==== Given data

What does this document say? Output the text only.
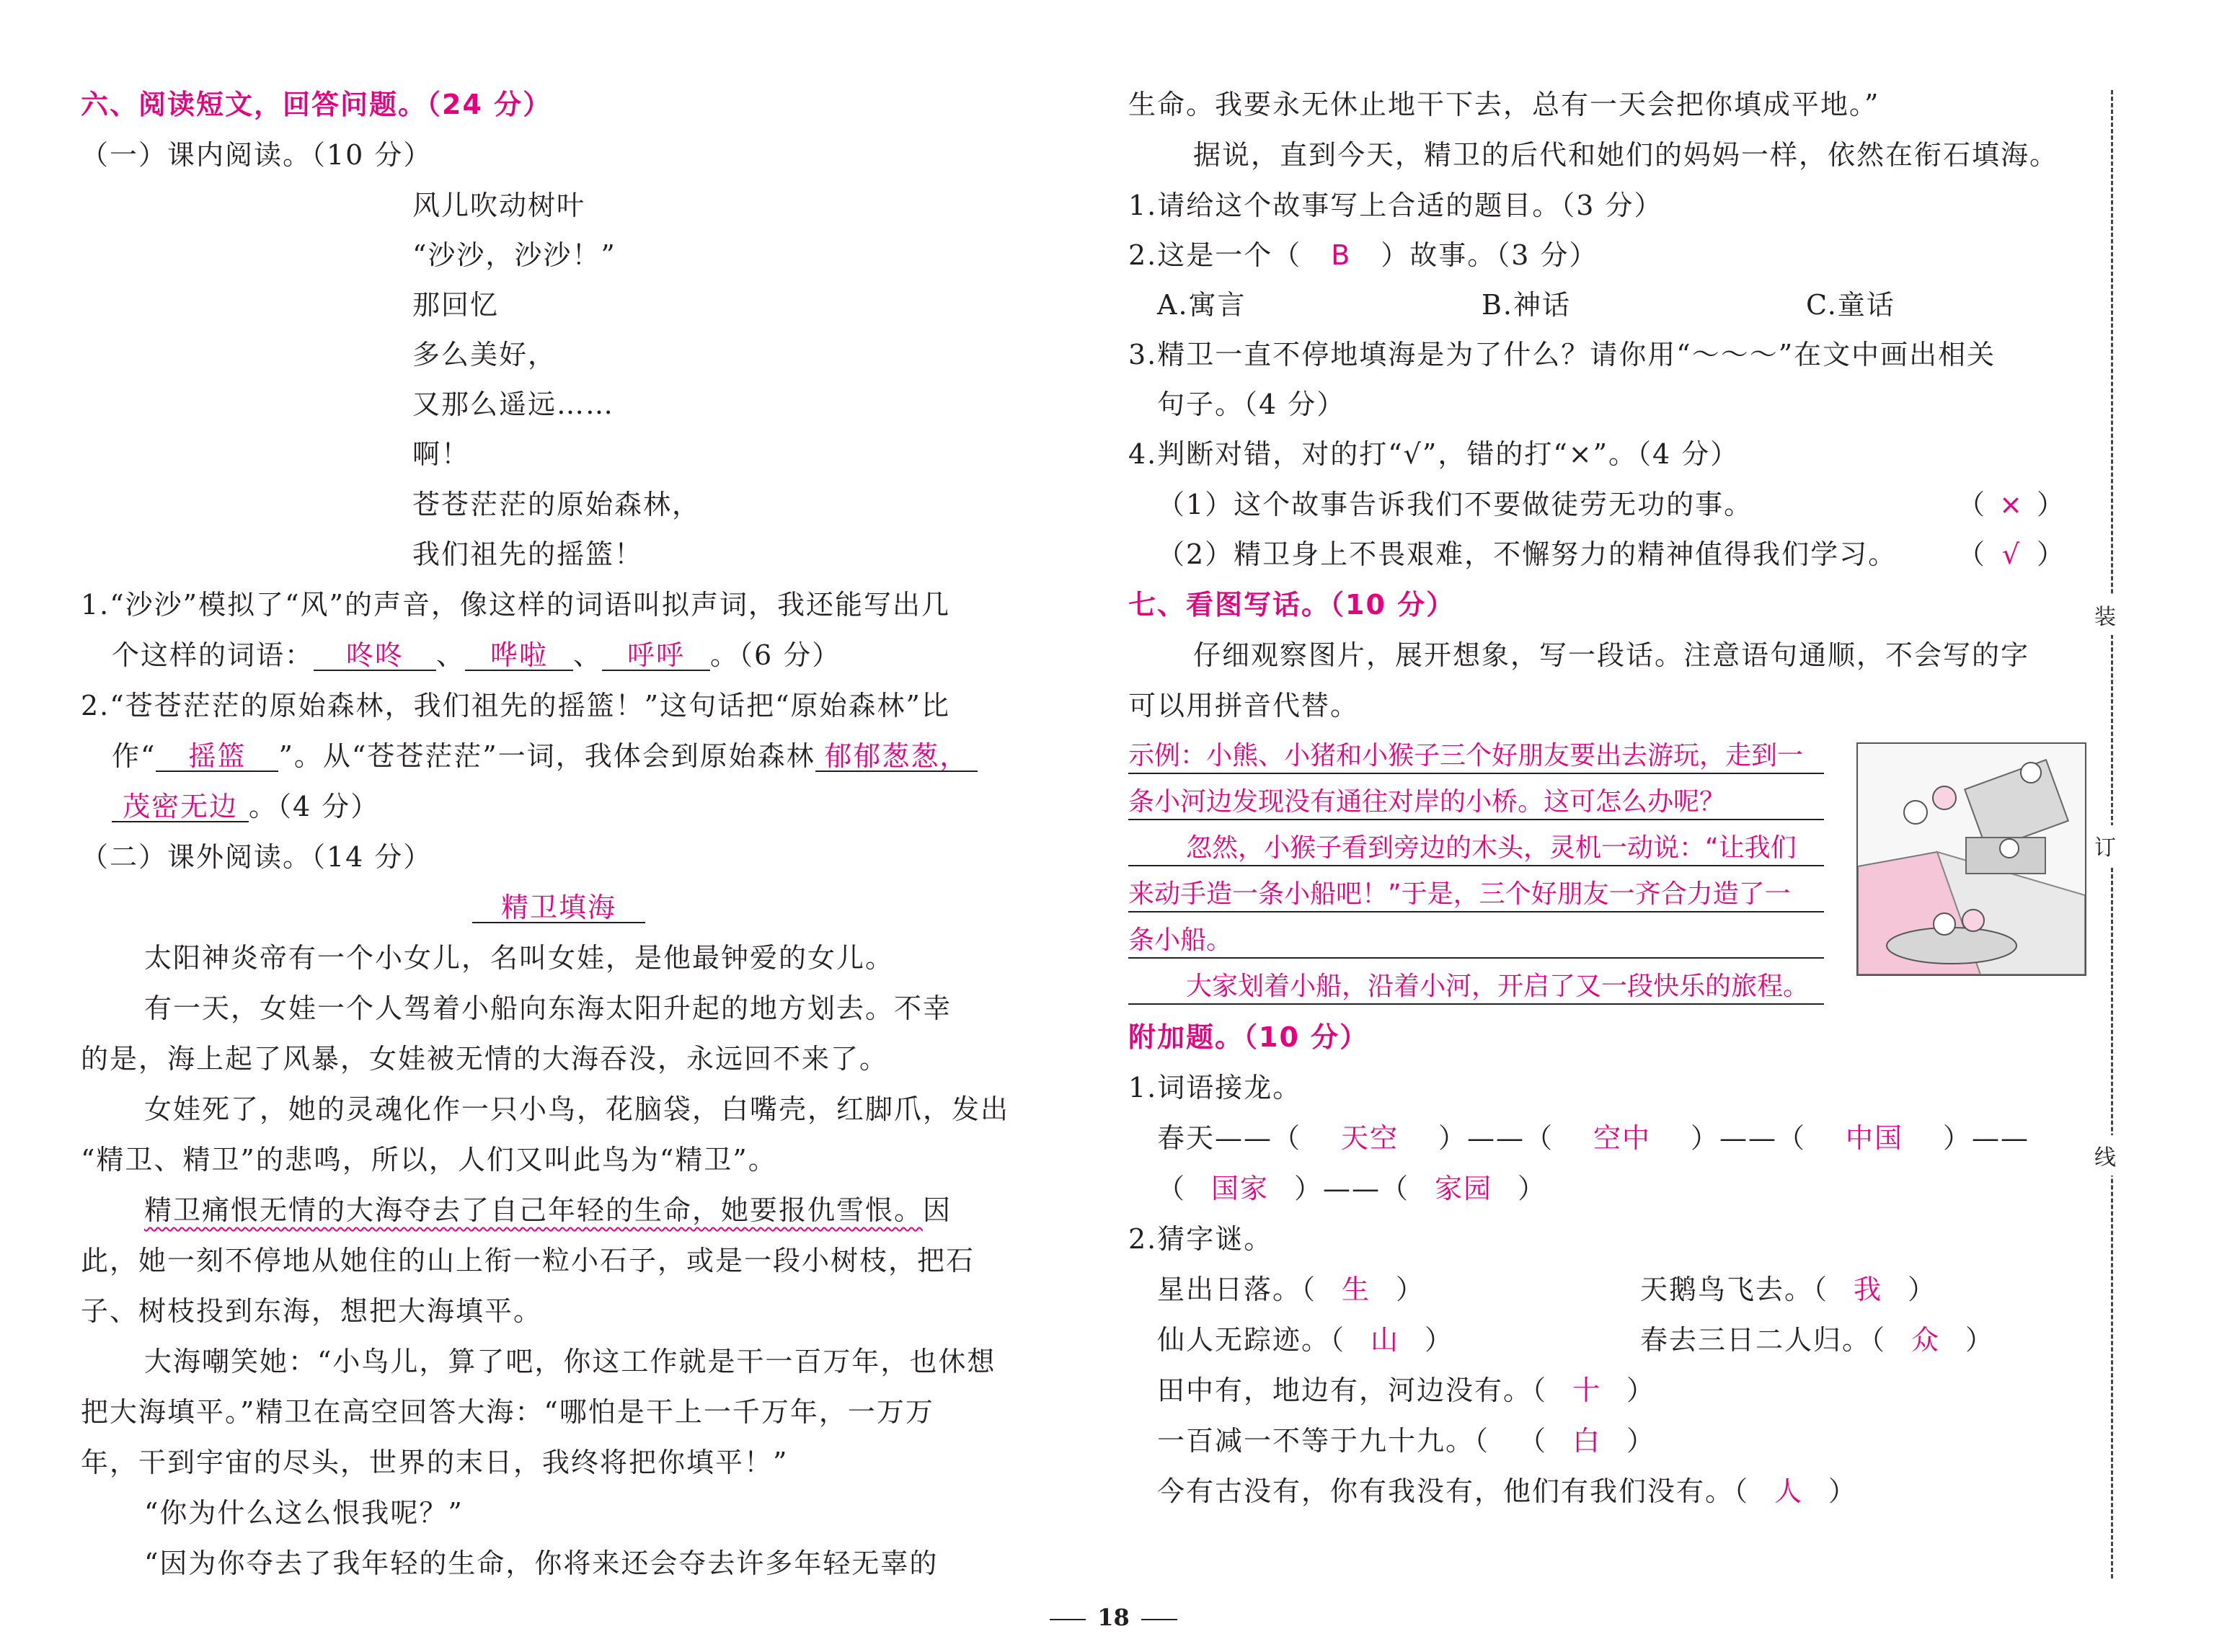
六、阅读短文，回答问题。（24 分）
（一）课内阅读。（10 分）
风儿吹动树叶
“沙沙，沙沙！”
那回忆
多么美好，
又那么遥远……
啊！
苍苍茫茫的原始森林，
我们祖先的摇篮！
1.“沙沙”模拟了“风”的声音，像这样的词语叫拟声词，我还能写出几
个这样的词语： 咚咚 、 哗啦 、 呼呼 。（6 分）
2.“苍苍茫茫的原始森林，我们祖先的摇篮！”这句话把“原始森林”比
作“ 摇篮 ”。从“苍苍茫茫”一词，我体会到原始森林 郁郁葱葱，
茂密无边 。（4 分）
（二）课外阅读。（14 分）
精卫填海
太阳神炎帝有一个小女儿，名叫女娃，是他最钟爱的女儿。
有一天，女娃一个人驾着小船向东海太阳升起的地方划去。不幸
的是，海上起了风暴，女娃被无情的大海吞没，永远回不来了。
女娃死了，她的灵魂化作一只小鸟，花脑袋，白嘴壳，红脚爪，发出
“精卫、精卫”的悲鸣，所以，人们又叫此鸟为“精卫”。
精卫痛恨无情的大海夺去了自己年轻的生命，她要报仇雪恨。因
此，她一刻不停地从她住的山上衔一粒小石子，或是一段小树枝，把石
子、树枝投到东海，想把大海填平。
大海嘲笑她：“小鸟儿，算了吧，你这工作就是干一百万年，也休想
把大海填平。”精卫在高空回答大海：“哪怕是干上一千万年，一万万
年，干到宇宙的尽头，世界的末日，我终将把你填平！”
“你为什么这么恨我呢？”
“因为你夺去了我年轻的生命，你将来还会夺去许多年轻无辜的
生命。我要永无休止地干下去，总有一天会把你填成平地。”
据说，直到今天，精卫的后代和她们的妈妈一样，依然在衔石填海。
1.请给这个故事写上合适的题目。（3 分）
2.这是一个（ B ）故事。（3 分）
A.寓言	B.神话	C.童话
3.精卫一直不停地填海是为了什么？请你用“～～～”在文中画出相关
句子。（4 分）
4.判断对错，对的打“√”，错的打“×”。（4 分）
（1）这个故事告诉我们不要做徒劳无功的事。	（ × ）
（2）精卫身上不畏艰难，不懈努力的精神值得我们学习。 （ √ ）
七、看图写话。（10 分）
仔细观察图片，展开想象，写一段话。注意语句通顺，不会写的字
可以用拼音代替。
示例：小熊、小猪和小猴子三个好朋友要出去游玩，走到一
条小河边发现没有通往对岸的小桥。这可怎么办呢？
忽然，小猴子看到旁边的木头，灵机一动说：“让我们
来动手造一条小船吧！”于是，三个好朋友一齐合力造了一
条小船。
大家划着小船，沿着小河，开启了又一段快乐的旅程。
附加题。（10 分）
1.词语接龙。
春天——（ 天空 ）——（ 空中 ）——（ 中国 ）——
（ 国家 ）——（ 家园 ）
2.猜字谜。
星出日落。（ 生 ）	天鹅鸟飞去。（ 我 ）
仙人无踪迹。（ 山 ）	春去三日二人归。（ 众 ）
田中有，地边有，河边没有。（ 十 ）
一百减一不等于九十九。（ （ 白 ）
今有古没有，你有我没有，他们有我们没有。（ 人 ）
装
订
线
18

========
==== Given data

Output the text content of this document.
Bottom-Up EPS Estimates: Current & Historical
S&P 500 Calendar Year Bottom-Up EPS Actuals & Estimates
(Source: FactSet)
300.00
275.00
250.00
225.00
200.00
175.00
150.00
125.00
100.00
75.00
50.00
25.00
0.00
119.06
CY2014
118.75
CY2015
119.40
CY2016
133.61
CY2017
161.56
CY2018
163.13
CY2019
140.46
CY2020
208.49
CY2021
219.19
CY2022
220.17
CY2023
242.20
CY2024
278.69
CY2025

========
==== Given data

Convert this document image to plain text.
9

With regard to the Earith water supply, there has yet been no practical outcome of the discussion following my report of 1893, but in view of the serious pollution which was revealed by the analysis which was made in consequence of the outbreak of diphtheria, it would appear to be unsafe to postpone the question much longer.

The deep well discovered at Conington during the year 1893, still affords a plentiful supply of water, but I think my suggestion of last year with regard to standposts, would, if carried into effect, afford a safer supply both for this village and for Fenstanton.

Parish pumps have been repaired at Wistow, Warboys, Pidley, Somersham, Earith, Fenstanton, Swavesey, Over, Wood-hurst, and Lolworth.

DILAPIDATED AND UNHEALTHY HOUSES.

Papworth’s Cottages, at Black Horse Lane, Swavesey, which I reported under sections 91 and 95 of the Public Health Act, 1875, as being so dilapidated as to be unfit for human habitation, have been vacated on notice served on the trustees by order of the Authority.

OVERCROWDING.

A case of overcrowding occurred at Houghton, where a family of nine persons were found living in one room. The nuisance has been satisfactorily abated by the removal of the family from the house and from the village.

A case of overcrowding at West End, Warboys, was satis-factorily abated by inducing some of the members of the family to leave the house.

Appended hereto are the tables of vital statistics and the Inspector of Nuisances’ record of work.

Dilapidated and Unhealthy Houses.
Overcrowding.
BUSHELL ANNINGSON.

========

Exercise details
Whenever "我们祖先的摇篮" turns up in a line, pick that line out.

Written response
我们祖先的摇篮！
2.“苍苍茫茫的原始森林，我们祖先的摇篮！”这句话把“原始森林”比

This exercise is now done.